▶ [Written problem]
Extract the listing in its entirety, keeping each line identical to the original.

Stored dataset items
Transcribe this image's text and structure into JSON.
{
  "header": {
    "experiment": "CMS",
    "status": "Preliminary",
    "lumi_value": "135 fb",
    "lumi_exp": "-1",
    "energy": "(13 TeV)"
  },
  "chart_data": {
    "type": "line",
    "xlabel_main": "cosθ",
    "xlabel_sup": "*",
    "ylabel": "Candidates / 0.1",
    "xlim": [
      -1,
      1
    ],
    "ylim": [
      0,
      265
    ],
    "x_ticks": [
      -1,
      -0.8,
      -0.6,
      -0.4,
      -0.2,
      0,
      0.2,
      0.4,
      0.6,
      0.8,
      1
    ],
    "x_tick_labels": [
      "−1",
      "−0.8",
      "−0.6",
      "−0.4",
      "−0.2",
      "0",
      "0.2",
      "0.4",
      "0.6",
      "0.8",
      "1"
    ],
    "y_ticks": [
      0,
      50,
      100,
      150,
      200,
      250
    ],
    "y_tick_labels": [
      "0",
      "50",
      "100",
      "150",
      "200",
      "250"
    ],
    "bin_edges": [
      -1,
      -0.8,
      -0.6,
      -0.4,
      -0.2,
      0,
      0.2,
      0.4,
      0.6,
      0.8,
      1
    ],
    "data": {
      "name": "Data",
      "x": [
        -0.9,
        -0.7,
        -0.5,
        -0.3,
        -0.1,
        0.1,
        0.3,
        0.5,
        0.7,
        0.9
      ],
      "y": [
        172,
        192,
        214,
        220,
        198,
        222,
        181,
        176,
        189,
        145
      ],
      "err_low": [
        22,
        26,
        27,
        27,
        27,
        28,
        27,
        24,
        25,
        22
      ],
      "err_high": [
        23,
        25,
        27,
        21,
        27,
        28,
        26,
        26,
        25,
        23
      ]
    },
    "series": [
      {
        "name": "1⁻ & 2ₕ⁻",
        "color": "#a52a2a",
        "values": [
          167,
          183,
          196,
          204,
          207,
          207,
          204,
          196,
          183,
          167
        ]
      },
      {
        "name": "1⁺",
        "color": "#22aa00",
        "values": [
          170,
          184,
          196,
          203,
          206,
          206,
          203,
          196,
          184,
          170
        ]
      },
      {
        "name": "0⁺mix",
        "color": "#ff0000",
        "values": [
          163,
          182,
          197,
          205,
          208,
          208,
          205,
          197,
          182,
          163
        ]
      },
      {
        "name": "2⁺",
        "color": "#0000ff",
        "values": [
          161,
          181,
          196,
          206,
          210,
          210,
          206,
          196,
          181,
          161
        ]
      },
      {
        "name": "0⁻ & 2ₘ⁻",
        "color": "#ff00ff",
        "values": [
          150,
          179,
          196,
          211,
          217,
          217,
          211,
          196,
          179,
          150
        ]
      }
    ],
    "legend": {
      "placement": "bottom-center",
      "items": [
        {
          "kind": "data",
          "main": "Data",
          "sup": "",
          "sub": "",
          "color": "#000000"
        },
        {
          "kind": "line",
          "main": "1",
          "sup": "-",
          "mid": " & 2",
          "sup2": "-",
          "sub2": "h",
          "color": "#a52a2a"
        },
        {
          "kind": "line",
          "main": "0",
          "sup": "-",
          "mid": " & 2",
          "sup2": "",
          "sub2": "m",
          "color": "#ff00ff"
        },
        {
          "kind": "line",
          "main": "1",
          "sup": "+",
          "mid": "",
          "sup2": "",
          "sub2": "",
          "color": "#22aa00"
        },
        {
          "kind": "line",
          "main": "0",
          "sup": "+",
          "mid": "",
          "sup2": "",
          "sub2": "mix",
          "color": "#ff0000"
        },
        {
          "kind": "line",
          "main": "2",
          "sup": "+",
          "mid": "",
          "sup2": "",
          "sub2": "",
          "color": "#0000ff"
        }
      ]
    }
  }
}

▶ [Answer below]
Transcribe this image's text and structure into JSON.
{
  "header": {
    "experiment": "CMS",
    "status": "Preliminary",
    "lumi_value": "135 fb",
    "lumi_exp": "-1",
    "energy": "(13 TeV)"
  },
  "chart_data": {
    "type": "line",
    "xlabel_main": "cosθ",
    "xlabel_sup": "*",
    "ylabel": "Candidates / 0.1",
    "xlim": [
      -1,
      1
    ],
    "ylim": [
      0,
      265
    ],
    "x_ticks": [
      -1,
      -0.8,
      -0.6,
      -0.4,
      -0.2,
      0,
      0.2,
      0.4,
      0.6,
      0.8,
      1
    ],
    "x_tick_labels": [
      "−1",
      "−0.8",
      "−0.6",
      "−0.4",
      "−0.2",
      "0",
      "0.2",
      "0.4",
      "0.6",
      "0.8",
      "1"
    ],
    "y_ticks": [
      0,
      50,
      100,
      150,
      200,
      250
    ],
    "y_tick_labels": [
      "0",
      "50",
      "100",
      "150",
      "200",
      "250"
    ],
    "bin_edges": [
      -1,
      -0.8,
      -0.6,
      -0.4,
      -0.2,
      0,
      0.2,
      0.4,
      0.6,
      0.8,
      1
    ],
    "data": {
      "name": "Data",
      "x": [
        -0.9,
        -0.7,
        -0.5,
        -0.3,
        -0.1,
        0.1,
        0.3,
        0.5,
        0.7,
        0.9
      ],
      "y": [
        172,
        192,
        214,
        220,
        198,
        222,
        181,
        176,
        189,
        145
      ],
      "err_low": [
        22,
        26,
        27,
        27,
        27,
        28,
        27,
        24,
        25,
        22
      ],
      "err_high": [
        23,
        25,
        27,
        21,
        27,
        28,
        26,
        26,
        25,
        23
      ]
    },
    "series": [
      {
        "name": "1⁻ & 2ₕ⁻",
        "color": "#a52a2a",
        "values": [
          167,
          183,
          196,
          204,
          207,
          207,
          204,
          196,
          183,
          167
        ]
      },
      {
        "name": "1⁺",
        "color": "#22aa00",
        "values": [
          170,
          184,
          196,
          203,
          206,
          206,
          203,
          196,
          184,
          170
        ]
      },
      {
        "name": "0⁺mix",
        "color": "#ff0000",
        "values": [
          163,
          182,
          197,
          205,
          208,
          208,
          205,
          197,
          182,
          163
        ]
      },
      {
        "name": "2⁺",
        "color": "#0000ff",
        "values": [
          161,
          181,
          196,
          206,
          210,
          210,
          206,
          196,
          181,
          161
        ]
      },
      {
        "name": "0⁻ & 2ₘ⁻",
        "color": "#ff00ff",
        "values": [
          150,
          179,
          196,
          211,
          217,
          217,
          211,
          196,
          179,
          150
        ]
      }
    ],
    "legend": {
      "placement": "bottom-center",
      "items": [
        {
          "kind": "data",
          "main": "Data",
          "sup": "",
          "sub": "",
          "color": "#000000"
        },
        {
          "kind": "line",
          "main": "1",
          "sup": "-",
          "mid": " & 2",
          "sup2": "-",
          "sub2": "h",
          "color": "#a52a2a"
        },
        {
          "kind": "line",
          "main": "0",
          "sup": "-",
          "mid": " & 2",
          "sup2": "",
          "sub2": "m",
          "color": "#ff00ff"
        },
        {
          "kind": "line",
          "main": "1",
          "sup": "+",
          "mid": "",
          "sup2": "",
          "sub2": "",
          "color": "#22aa00"
        },
        {
          "kind": "line",
          "main": "0",
          "sup": "+",
          "mid": "",
          "sup2": "",
          "sub2": "mix",
          "color": "#ff0000"
        },
        {
          "kind": "line",
          "main": "2",
          "sup": "+",
          "mid": "",
          "sup2": "",
          "sub2": "",
          "color": "#0000ff"
        }
      ]
    }
  }
}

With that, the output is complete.